To be done: Find every line with the word "JSON" and give their count, nothing else.

Data to use:
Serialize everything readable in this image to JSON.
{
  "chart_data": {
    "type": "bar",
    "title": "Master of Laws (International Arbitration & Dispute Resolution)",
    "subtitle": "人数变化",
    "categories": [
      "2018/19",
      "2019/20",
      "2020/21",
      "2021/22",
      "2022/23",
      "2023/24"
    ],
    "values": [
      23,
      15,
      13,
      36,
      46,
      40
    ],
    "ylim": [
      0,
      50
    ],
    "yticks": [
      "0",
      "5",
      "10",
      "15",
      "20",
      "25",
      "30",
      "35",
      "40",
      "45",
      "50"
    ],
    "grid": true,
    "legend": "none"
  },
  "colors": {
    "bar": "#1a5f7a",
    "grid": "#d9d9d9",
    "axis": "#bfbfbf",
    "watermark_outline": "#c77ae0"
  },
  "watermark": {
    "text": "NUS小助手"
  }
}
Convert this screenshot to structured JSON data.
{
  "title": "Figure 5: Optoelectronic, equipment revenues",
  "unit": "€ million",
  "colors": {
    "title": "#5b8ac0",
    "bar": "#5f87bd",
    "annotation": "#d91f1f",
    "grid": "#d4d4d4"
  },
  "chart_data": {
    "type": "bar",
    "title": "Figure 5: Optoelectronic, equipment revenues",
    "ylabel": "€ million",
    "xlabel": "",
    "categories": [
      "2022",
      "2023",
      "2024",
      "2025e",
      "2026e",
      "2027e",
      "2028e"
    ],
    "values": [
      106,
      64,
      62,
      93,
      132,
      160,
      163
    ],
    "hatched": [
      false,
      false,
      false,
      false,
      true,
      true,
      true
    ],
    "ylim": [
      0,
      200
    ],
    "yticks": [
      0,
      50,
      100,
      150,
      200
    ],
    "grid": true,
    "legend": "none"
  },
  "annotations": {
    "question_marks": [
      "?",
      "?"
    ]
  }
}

Answer to this exercise: 2